§ Exercise prompt:
Track down the lines that contain "Since" and copy them.

§ Extracted information:
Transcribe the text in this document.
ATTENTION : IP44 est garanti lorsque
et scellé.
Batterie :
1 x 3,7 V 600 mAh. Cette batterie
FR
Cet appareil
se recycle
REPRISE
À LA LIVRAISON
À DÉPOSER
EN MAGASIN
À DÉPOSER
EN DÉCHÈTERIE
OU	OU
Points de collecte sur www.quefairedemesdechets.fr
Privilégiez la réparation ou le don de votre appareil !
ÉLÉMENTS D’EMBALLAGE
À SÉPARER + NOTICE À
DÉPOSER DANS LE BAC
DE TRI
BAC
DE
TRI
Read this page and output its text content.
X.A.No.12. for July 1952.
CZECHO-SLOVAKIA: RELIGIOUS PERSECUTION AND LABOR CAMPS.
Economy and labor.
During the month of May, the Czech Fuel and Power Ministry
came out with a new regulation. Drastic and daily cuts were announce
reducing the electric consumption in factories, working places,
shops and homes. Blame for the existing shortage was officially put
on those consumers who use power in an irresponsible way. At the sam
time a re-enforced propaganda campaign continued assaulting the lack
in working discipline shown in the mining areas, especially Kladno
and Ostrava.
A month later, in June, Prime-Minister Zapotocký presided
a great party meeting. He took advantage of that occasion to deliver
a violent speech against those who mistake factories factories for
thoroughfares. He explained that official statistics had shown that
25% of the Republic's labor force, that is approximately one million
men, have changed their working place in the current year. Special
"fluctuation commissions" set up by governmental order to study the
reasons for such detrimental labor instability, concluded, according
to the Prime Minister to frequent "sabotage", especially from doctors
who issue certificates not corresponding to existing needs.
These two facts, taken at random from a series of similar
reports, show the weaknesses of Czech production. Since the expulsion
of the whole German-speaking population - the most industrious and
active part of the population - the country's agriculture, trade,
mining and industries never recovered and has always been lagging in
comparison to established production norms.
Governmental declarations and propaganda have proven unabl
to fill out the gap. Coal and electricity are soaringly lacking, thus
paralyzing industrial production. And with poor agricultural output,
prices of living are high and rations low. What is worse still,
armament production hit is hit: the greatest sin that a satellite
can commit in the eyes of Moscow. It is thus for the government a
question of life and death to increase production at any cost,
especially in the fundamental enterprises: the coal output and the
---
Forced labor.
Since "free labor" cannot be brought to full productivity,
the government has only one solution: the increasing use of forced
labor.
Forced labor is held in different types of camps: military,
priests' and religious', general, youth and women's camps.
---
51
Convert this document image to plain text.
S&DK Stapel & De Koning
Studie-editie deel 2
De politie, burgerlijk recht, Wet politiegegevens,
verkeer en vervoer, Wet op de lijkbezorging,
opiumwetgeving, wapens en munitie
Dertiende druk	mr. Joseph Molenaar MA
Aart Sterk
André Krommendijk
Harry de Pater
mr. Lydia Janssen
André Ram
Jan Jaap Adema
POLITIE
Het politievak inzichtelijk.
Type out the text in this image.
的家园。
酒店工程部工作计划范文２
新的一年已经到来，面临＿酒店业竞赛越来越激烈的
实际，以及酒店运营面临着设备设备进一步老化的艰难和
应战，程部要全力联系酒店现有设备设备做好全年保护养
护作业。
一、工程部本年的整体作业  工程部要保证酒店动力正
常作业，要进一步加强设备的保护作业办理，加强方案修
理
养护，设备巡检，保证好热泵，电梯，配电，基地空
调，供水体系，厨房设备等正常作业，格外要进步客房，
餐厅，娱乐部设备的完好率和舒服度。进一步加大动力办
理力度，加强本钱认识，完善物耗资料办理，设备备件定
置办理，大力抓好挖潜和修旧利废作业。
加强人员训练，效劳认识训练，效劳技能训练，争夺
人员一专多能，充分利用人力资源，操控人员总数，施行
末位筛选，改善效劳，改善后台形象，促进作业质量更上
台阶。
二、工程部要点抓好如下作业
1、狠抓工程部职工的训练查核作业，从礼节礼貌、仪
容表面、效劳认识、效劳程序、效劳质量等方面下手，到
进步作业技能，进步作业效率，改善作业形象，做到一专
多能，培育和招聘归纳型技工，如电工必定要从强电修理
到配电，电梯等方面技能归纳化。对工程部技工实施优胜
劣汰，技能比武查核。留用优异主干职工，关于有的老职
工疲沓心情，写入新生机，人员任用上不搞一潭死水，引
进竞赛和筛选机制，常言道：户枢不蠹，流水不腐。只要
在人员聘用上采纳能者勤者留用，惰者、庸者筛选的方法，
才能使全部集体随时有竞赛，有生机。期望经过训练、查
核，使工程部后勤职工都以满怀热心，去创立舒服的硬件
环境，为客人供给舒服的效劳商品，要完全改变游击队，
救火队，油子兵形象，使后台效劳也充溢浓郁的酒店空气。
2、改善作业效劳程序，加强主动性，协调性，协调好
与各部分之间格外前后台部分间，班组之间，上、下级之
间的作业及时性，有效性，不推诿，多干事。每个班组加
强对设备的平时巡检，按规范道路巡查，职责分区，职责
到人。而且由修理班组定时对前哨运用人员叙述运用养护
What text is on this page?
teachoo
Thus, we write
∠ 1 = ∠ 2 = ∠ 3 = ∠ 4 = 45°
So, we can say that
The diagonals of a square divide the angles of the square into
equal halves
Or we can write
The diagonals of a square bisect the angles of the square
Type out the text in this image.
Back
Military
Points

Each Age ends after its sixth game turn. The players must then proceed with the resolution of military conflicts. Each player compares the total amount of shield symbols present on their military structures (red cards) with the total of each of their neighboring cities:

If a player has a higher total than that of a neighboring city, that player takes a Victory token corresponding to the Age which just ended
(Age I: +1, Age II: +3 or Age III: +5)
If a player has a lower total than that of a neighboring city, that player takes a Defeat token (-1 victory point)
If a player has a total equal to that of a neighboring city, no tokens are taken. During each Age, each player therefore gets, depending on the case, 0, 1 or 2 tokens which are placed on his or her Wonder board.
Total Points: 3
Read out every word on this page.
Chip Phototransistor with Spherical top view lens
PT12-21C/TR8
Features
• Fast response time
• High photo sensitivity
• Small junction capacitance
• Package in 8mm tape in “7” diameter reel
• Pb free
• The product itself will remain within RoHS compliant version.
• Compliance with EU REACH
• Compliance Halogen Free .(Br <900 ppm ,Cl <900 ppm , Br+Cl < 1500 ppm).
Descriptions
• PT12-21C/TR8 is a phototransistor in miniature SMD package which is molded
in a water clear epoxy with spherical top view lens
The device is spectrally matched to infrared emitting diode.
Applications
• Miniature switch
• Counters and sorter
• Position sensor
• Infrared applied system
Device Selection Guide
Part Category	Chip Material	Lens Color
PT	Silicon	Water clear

§ Task solution:
reports, show the weaknesses of Czech production. Since the expulsion
Since "free labor" cannot be brought to full productivity,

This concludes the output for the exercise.